#### AVAILABLE RECORDS
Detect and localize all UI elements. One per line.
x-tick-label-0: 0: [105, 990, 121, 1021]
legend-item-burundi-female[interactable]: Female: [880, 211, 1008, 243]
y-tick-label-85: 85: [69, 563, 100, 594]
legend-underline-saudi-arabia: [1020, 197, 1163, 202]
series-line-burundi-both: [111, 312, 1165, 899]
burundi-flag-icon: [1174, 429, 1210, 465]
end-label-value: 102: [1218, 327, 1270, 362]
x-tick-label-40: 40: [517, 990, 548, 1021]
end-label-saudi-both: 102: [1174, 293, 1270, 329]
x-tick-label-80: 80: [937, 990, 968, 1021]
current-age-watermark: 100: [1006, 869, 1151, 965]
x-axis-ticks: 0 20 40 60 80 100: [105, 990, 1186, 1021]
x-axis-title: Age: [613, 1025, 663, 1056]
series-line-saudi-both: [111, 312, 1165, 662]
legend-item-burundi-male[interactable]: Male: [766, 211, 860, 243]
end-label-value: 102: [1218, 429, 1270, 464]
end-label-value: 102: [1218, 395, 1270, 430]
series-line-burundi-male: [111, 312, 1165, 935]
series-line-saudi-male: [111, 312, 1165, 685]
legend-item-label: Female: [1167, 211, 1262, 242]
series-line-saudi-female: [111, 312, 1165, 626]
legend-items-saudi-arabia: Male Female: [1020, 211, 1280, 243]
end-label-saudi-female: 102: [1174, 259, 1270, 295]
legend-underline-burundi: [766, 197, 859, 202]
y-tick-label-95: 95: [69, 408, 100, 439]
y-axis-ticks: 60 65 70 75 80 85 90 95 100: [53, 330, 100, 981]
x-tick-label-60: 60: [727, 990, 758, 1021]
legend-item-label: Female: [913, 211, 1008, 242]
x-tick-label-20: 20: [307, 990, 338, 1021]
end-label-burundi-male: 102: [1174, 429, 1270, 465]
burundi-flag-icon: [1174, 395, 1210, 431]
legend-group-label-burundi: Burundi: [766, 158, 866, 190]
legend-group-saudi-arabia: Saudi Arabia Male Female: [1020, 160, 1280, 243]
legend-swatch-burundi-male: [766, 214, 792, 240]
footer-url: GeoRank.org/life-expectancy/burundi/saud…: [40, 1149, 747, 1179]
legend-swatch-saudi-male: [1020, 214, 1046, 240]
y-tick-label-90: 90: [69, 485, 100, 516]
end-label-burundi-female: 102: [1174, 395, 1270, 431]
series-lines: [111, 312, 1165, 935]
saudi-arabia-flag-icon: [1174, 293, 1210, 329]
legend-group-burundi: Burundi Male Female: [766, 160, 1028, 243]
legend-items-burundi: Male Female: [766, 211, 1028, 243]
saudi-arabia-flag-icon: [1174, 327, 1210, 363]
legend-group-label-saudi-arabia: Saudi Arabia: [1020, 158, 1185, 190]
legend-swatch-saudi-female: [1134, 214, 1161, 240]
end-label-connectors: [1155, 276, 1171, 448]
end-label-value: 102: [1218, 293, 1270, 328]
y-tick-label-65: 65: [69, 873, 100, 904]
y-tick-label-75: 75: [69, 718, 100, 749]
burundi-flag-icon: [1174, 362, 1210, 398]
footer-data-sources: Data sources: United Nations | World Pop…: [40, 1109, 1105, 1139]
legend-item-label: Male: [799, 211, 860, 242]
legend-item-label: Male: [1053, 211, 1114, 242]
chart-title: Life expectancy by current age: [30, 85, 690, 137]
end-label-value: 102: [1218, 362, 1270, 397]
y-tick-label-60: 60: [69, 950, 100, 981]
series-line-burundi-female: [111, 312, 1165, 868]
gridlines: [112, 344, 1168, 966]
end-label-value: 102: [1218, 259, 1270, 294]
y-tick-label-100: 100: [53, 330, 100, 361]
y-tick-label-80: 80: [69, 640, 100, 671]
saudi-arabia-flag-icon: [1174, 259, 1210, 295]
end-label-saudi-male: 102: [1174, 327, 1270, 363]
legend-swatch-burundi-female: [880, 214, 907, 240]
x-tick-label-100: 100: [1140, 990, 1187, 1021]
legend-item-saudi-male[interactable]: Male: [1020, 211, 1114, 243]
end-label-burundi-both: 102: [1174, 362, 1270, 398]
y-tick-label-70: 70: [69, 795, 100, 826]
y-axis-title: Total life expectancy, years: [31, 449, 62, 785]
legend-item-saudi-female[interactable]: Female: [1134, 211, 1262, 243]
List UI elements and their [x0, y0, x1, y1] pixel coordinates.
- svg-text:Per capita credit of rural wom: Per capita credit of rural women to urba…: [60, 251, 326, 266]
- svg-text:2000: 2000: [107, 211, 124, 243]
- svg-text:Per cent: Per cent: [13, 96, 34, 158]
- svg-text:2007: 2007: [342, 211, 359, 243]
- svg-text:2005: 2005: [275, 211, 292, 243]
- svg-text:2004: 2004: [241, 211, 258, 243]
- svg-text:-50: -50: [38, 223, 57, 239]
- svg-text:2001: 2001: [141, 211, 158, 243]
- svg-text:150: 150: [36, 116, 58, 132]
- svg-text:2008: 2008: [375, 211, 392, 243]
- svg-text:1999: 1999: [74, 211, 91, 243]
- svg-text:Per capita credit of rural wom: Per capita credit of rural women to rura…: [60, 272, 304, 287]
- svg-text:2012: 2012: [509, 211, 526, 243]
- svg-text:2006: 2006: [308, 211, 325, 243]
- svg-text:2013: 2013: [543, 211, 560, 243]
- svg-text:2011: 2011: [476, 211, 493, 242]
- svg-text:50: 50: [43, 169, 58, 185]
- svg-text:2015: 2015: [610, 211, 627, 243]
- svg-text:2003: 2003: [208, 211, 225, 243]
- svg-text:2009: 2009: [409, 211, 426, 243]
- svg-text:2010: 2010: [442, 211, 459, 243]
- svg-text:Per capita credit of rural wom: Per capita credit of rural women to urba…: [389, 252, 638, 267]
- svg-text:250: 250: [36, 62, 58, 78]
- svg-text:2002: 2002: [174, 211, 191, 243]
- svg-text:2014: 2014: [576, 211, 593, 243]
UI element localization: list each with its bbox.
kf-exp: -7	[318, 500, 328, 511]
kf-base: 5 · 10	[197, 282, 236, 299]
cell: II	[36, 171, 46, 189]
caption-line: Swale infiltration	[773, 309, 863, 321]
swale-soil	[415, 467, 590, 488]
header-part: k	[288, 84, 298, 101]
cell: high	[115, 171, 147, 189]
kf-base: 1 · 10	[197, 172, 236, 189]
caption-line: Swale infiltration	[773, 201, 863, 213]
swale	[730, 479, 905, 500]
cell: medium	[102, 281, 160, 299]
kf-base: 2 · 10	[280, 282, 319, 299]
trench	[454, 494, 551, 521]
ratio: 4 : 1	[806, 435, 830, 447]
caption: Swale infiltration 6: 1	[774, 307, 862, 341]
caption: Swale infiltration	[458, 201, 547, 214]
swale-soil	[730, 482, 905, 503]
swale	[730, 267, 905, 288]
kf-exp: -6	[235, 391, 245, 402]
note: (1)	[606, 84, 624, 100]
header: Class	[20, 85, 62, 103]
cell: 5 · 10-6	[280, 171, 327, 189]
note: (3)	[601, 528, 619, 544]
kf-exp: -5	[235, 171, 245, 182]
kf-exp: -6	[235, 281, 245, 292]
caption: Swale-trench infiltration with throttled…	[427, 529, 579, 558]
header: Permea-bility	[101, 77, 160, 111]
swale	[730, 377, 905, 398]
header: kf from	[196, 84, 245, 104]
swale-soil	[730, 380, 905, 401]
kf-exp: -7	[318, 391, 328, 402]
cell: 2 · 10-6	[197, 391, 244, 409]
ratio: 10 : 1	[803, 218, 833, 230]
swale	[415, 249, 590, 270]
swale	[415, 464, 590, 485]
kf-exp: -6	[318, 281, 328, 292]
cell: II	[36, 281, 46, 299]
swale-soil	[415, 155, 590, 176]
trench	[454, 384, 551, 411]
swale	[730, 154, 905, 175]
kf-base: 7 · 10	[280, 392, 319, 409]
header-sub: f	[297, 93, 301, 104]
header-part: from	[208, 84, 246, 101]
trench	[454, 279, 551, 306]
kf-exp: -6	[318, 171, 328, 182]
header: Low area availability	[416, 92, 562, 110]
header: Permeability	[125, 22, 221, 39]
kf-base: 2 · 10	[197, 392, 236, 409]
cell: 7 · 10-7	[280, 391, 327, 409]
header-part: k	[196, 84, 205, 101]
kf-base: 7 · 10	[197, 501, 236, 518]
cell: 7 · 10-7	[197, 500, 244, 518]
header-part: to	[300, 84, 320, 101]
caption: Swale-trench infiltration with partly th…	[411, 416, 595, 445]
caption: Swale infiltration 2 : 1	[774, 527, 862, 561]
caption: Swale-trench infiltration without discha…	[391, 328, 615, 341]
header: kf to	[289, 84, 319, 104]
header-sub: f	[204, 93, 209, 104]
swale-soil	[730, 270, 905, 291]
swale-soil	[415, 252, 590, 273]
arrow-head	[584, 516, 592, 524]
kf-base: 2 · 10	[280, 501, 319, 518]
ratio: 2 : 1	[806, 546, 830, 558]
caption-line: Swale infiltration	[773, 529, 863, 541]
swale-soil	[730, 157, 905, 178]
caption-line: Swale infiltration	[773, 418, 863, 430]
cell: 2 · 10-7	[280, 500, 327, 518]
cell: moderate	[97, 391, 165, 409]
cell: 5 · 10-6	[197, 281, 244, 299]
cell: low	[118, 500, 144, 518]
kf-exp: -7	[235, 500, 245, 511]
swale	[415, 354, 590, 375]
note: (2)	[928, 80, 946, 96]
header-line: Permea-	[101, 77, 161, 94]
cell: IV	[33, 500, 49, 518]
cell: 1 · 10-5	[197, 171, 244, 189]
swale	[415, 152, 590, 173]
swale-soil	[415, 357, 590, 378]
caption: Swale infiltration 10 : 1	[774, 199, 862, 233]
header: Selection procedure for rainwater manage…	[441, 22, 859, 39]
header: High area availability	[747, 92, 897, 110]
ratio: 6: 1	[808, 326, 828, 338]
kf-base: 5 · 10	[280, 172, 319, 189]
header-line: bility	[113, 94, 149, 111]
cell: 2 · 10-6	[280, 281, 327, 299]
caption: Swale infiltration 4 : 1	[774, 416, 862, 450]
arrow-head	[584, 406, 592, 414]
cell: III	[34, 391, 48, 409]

#### DIRECTION
Please render the lines from the start of the items through the line containing "legend-swatch-saudi-female: [1134, 214, 1161, 240]", that line included, as a Markdown table with the columns Row and Item line. Number each row, and leave out blank lines.

#### RESPONSE
| Row | Item line |
|---|---|
| 1 | Detect and localize all UI elements. One per line. |
| 2 | x-tick-label-0: 0: [105, 990, 121, 1021] |
| 3 | legend-item-burundi-female[interactable]: Female: [880, 211, 1008, 243] |
| 4 | y-tick-label-85: 85: [69, 563, 100, 594] |
| 5 | legend-underline-saudi-arabia: [1020, 197, 1163, 202] |
| 6 | series-line-burundi-both: [111, 312, 1165, 899] |
| 7 | burundi-flag-icon: [1174, 429, 1210, 465] |
| 8 | end-label-value: 102: [1218, 327, 1270, 362] |
| 9 | x-tick-label-40: 40: [517, 990, 548, 1021] |
| 10 | end-label-saudi-both: 102: [1174, 293, 1270, 329] |
| 11 | x-tick-label-80: 80: [937, 990, 968, 1021] |
| 12 | current-age-watermark: 100: [1006, 869, 1151, 965] |
| 13 | x-axis-ticks: 0 20 40 60 80 100: [105, 990, 1186, 1021] |
| 14 | x-axis-title: Age: [613, 1025, 663, 1056] |
| 15 | series-line-saudi-both: [111, 312, 1165, 662] |
| 16 | legend-item-burundi-male[interactable]: Male: [766, 211, 860, 243] |
| 17 | end-label-value: 102: [1218, 429, 1270, 464] |
| 18 | end-label-value: 102: [1218, 395, 1270, 430] |
| 19 | series-line-burundi-male: [111, 312, 1165, 935] |
| 20 | series-line-saudi-male: [111, 312, 1165, 685] |
| 21 | legend-item-label: Female: [1167, 211, 1262, 242] |
| 22 | series-line-saudi-female: [111, 312, 1165, 626] |
| 23 | legend-items-saudi-arabia: Male Female: [1020, 211, 1280, 243] |
| 24 | end-label-saudi-female: 102: [1174, 259, 1270, 295] |
| 25 | legend-underline-burundi: [766, 197, 859, 202] |
| 26 | y-tick-label-95: 95: [69, 408, 100, 439] |
| 27 | y-axis-ticks: 60 65 70 75 80 85 90 95 100: [53, 330, 100, 981] |
| 28 | x-tick-label-60: 60: [727, 990, 758, 1021] |
| 29 | legend-item-label: Female: [913, 211, 1008, 242] |
| 30 | x-tick-label-20: 20: [307, 990, 338, 1021] |
| 31 | end-label-burundi-male: 102: [1174, 429, 1270, 465] |
| 32 | burundi-flag-icon: [1174, 395, 1210, 431] |
| 33 | legend-group-label-burundi: Burundi: [766, 158, 866, 190] |
| 34 | legend-group-saudi-arabia: Saudi Arabia Male Female: [1020, 160, 1280, 243] |
| 35 | legend-swatch-burundi-male: [766, 214, 792, 240] |
| 36 | footer-url: GeoRank.org/life-expectancy/burundi/saud…: [40, 1149, 747, 1179] |
| 37 | legend-swatch-saudi-male: [1020, 214, 1046, 240] |
| 38 | y-tick-label-90: 90: [69, 485, 100, 516] |
| 39 | end-label-burundi-female: 102: [1174, 395, 1270, 431] |
| 40 | series-lines: [111, 312, 1165, 935] |
| 41 | saudi-arabia-flag-icon: [1174, 293, 1210, 329] |
| 42 | legend-group-burundi: Burundi Male Female: [766, 160, 1028, 243] |
| 43 | legend-items-burundi: Male Female: [766, 211, 1028, 243] |
| 44 | saudi-arabia-flag-icon: [1174, 327, 1210, 363] |
| 45 | legend-group-label-saudi-arabia: Saudi Arabia: [1020, 158, 1185, 190] |
| 46 | legend-swatch-saudi-female: [1134, 214, 1161, 240] |